■ EXERCISE BRIEF ■
Could you rename "data-label" as "value-label" throughout the entries, beginning at the first line and stopping after the line that has "y-tick-label: 3000 xyxy=(60,212,129,243)"? Give back only those lines, with nothing else changed.
[start DATA EXTRACT]
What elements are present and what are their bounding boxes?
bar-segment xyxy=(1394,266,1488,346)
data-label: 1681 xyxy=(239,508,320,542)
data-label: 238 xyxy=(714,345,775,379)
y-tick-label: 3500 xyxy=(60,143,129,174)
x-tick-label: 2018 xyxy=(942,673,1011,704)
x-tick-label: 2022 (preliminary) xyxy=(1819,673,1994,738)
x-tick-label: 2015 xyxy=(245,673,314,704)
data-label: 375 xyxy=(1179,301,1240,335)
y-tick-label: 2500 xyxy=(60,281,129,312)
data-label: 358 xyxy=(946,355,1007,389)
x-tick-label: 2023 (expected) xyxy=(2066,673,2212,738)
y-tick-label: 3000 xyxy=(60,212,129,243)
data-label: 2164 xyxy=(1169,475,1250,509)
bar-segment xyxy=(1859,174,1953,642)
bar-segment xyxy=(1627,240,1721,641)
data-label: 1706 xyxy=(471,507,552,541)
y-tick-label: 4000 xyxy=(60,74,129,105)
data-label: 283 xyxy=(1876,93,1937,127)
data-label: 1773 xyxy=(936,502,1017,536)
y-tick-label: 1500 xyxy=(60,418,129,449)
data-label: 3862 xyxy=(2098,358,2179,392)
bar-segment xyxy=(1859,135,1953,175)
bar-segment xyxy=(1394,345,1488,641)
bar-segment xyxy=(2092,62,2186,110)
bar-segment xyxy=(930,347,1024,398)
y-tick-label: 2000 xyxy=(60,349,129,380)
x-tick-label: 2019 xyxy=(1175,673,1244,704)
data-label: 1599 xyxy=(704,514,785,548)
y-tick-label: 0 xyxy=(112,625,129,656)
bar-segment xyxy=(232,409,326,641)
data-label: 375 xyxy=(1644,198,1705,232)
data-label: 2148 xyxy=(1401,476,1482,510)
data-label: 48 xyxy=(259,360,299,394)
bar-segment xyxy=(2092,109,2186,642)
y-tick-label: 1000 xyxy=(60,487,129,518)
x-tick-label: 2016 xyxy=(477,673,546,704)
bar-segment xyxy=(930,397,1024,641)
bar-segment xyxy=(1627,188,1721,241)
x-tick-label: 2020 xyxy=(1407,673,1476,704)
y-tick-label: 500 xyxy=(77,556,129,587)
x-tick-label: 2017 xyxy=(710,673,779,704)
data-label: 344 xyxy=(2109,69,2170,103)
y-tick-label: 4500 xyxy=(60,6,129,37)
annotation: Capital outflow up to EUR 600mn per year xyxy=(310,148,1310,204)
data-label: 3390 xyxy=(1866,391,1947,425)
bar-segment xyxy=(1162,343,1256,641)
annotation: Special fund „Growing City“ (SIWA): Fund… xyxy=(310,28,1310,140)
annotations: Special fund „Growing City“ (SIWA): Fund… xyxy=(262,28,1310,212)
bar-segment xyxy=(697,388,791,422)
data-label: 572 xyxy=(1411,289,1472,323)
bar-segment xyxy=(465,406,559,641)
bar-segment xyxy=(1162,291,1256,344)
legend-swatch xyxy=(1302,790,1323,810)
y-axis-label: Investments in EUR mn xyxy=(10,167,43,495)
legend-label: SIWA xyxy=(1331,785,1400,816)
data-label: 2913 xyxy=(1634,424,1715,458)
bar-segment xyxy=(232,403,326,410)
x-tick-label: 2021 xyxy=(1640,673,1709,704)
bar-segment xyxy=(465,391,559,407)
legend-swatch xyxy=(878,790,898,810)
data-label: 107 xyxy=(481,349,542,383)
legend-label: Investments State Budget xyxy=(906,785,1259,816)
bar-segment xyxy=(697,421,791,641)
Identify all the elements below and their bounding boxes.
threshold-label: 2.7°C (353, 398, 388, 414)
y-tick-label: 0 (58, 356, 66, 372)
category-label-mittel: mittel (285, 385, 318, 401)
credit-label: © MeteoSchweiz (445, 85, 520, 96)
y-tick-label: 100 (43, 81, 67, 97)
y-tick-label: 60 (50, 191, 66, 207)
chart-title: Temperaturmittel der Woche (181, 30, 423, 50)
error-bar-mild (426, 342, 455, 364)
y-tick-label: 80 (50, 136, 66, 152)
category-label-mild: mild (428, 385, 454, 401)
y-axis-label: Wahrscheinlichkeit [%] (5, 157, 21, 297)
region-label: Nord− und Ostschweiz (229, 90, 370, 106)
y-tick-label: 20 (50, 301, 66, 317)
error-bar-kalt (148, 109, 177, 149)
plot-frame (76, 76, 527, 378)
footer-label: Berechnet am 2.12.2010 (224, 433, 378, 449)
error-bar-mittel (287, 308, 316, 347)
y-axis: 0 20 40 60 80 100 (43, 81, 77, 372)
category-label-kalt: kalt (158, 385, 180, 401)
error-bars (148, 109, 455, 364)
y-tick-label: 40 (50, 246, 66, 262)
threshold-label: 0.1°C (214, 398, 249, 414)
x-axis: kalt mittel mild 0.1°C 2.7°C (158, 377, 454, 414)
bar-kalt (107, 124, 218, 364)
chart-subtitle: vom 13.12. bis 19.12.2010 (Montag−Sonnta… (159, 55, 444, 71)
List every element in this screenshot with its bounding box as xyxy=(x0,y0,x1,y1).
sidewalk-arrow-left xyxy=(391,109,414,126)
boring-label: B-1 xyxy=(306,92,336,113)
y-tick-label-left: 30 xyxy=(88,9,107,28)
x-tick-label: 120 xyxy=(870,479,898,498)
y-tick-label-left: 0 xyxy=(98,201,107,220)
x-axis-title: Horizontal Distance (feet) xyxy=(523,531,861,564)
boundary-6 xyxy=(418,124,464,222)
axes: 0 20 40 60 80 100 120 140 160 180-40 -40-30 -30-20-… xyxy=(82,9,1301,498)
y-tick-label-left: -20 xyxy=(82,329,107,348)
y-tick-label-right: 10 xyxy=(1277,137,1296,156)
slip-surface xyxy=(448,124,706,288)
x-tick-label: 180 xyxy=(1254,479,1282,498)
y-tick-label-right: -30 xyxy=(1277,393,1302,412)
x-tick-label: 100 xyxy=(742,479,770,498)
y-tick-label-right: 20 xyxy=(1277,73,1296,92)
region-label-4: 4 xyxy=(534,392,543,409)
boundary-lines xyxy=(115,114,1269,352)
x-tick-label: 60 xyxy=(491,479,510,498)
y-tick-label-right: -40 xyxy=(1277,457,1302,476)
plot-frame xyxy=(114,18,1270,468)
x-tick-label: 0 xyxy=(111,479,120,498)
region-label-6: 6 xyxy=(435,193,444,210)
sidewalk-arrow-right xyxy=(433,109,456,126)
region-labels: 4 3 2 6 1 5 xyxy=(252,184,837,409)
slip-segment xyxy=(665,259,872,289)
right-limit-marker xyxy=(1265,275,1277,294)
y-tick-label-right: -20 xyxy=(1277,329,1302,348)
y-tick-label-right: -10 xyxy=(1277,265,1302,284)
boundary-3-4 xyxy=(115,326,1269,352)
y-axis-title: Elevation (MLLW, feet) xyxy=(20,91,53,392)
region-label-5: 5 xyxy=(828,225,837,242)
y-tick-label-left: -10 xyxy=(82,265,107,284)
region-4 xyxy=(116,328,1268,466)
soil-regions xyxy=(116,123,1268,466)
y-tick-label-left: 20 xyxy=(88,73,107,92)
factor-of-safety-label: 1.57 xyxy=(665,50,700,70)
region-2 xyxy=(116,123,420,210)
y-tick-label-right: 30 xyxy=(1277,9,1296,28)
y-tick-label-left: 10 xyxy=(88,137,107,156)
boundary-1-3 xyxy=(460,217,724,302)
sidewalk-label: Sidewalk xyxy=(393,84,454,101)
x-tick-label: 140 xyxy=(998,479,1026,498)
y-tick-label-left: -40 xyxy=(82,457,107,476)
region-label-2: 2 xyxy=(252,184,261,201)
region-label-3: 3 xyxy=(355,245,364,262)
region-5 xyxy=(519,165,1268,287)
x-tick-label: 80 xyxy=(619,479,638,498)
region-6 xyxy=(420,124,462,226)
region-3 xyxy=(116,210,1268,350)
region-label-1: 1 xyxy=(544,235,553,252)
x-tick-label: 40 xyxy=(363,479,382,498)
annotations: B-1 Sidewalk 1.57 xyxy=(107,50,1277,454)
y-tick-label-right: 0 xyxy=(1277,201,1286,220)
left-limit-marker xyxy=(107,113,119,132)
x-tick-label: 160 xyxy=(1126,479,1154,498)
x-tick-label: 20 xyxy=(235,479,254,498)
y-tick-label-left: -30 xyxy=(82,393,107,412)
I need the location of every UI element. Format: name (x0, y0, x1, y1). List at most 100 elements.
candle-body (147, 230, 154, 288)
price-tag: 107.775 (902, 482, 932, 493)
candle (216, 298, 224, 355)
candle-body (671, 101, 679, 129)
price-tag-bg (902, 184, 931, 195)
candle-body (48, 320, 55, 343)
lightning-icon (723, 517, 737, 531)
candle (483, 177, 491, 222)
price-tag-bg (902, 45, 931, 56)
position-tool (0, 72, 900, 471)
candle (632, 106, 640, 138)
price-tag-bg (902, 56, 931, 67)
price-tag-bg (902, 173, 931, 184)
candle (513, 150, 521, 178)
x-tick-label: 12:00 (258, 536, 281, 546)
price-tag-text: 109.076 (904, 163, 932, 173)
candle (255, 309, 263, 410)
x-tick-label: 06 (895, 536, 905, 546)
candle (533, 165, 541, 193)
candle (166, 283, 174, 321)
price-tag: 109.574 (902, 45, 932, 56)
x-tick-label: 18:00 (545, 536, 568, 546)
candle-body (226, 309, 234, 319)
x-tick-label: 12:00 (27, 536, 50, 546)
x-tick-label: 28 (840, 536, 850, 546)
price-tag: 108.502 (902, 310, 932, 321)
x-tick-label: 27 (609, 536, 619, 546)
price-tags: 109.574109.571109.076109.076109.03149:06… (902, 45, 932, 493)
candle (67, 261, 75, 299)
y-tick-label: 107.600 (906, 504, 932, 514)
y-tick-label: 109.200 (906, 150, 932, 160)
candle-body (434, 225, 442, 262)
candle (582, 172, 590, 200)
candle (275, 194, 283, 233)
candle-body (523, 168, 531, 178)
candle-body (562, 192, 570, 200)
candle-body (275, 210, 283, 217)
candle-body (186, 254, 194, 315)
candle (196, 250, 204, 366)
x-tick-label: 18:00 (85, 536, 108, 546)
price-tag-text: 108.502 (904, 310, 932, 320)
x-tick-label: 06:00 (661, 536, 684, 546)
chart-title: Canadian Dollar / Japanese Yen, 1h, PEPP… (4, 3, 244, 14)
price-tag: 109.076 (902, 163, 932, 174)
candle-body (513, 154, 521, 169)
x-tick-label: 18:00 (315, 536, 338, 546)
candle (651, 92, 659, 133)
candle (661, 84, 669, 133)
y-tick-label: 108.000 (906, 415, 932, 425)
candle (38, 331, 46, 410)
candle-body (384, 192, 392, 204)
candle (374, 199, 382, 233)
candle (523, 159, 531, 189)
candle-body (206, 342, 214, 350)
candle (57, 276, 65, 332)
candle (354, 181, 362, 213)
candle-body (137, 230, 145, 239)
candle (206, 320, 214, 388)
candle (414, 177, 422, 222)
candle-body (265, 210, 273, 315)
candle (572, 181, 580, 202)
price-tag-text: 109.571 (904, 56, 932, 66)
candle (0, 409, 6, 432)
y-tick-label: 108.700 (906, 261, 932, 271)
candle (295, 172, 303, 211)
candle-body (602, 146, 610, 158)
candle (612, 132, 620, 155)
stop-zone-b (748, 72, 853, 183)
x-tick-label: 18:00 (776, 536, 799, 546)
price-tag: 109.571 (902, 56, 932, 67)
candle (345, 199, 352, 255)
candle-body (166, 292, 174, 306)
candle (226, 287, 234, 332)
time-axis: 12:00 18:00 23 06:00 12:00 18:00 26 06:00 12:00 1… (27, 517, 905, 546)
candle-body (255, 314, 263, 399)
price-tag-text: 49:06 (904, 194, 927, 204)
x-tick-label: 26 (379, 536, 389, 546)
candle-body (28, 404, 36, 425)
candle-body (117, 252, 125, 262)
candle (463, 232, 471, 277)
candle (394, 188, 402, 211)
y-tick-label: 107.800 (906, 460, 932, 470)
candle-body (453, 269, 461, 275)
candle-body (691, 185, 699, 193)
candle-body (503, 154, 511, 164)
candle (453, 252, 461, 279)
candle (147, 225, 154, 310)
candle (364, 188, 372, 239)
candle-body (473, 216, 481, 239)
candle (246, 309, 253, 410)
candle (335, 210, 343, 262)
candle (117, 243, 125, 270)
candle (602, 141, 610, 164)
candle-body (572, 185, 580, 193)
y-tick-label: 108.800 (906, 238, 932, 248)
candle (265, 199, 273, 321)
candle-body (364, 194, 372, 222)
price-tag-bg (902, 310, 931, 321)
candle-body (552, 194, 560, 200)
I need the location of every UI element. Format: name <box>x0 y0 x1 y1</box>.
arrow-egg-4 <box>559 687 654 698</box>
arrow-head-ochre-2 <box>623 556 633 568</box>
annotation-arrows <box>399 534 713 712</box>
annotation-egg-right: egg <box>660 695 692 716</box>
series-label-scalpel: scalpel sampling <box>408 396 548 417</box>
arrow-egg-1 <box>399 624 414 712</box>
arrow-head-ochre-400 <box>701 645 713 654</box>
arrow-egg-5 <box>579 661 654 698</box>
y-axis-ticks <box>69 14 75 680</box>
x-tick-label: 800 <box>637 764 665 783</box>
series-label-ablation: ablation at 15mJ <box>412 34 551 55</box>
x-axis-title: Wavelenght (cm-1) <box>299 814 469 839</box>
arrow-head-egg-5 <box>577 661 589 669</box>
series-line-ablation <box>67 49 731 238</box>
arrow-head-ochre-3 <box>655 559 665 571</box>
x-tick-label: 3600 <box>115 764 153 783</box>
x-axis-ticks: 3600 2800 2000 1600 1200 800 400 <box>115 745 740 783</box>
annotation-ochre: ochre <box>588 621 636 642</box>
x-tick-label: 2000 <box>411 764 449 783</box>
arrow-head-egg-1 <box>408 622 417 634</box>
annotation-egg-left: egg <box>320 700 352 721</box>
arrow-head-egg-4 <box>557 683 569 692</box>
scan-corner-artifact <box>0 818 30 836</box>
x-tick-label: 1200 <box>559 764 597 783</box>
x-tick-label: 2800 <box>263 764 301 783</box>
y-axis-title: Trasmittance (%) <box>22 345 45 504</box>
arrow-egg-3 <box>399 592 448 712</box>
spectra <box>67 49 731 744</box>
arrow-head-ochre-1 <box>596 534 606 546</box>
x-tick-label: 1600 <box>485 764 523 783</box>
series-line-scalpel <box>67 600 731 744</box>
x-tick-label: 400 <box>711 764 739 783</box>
[end DATA EXTRACT]
■ RESPONSE TO THIS TASK ■
What elements are present and what are their bounding boxes?
bar-segment xyxy=(1394,266,1488,346)
value-label: 1681 xyxy=(239,508,320,542)
value-label: 238 xyxy=(714,345,775,379)
y-tick-label: 3500 xyxy=(60,143,129,174)
x-tick-label: 2018 xyxy=(942,673,1011,704)
x-tick-label: 2022 (preliminary) xyxy=(1819,673,1994,738)
x-tick-label: 2015 xyxy=(245,673,314,704)
value-label: 375 xyxy=(1179,301,1240,335)
y-tick-label: 2500 xyxy=(60,281,129,312)
value-label: 358 xyxy=(946,355,1007,389)
x-tick-label: 2023 (expected) xyxy=(2066,673,2212,738)
y-tick-label: 3000 xyxy=(60,212,129,243)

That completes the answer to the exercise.